# START OF STORED RECORDS

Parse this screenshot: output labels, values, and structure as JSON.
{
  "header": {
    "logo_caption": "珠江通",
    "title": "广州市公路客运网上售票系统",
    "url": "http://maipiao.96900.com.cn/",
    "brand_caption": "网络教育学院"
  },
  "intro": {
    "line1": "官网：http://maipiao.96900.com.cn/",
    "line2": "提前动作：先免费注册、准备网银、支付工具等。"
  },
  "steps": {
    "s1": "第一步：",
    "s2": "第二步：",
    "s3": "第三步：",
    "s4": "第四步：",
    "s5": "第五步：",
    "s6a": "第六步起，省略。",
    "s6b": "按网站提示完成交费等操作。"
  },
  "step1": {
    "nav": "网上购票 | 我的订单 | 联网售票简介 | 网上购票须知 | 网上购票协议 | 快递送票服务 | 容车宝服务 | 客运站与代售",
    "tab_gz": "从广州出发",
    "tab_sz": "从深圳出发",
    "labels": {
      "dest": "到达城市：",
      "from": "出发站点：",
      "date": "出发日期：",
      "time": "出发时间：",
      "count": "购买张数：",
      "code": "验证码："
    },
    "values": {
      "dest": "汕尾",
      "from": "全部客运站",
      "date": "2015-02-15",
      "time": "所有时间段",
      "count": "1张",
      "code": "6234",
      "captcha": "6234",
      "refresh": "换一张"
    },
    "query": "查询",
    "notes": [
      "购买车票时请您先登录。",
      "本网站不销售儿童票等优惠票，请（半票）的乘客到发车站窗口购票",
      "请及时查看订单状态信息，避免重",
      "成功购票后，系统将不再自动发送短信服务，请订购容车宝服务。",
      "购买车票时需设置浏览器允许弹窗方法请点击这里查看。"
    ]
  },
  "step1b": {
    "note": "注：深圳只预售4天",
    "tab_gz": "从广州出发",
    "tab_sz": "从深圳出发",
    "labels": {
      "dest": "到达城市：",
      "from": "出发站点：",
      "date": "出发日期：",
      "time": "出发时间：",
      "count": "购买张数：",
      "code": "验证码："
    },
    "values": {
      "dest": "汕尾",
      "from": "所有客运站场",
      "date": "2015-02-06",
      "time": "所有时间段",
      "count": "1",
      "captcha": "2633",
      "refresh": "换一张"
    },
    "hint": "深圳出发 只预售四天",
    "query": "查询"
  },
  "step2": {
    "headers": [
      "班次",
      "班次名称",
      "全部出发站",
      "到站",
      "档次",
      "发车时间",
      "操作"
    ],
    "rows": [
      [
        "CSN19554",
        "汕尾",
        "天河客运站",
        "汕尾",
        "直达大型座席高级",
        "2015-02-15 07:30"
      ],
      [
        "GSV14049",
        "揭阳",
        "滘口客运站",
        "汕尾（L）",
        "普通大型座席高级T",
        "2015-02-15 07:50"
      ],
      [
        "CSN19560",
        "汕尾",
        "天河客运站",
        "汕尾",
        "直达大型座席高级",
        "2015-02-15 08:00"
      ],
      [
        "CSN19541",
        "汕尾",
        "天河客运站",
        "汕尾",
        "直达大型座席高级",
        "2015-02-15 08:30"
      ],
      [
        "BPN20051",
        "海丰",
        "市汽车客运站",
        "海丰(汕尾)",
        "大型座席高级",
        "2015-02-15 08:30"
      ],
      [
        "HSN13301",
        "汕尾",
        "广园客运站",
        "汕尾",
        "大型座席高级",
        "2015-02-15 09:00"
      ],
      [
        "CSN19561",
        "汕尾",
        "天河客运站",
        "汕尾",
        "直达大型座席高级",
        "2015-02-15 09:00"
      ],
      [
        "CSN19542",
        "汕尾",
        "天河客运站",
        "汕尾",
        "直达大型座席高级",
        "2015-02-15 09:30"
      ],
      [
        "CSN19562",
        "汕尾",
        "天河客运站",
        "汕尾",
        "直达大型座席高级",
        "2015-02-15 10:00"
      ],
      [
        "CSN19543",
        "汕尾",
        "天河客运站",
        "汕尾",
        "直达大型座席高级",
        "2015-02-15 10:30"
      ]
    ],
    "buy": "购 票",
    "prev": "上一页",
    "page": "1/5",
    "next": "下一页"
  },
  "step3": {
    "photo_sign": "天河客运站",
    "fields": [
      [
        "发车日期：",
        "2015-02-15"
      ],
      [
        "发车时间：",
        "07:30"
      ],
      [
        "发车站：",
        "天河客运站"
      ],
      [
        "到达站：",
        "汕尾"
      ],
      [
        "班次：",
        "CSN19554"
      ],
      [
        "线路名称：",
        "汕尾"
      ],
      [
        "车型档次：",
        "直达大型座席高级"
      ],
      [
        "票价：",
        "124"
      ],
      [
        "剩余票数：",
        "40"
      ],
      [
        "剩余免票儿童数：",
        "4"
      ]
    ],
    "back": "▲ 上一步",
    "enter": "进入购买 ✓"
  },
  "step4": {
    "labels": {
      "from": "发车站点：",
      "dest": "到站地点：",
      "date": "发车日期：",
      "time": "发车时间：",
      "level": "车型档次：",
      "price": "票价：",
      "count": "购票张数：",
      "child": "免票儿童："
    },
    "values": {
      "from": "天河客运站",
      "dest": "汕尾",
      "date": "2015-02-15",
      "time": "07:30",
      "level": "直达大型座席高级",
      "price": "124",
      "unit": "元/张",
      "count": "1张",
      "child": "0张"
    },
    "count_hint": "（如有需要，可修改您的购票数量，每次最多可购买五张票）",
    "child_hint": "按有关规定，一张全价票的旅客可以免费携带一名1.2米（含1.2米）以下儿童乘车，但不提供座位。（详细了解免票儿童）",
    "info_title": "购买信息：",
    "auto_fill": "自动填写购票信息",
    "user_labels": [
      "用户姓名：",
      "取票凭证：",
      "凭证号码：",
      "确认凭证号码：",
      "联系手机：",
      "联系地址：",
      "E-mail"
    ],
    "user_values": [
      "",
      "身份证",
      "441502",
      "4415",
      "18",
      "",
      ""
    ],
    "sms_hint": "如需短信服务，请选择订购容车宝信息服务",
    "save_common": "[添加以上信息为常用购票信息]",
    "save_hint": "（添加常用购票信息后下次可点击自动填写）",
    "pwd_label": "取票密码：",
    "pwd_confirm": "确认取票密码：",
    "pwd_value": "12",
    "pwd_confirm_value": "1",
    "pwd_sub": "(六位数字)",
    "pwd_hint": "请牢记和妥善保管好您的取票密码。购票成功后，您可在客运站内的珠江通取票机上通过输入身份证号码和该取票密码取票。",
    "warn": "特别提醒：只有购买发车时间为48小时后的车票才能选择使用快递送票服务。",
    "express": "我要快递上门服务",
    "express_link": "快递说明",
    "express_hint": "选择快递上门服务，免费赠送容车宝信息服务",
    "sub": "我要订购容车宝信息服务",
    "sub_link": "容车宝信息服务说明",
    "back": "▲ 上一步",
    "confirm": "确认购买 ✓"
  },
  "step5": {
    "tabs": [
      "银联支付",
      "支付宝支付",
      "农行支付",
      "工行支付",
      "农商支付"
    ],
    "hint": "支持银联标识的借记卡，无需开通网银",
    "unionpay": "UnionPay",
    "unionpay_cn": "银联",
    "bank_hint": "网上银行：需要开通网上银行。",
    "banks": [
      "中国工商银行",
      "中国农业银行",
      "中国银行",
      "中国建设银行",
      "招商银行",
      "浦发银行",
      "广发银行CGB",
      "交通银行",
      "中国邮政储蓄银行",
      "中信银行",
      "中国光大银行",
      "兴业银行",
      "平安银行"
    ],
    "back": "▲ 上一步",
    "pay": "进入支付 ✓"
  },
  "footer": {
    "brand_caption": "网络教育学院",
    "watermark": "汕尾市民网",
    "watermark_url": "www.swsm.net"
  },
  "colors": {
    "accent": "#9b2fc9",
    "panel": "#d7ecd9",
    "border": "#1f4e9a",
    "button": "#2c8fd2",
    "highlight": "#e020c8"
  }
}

# END OF STORED RECORDS

### JOB:
Across all the entries, count the lines that contain the word "http" and give the number by itself.

### SOLUTION TO THE EXERCISE:
2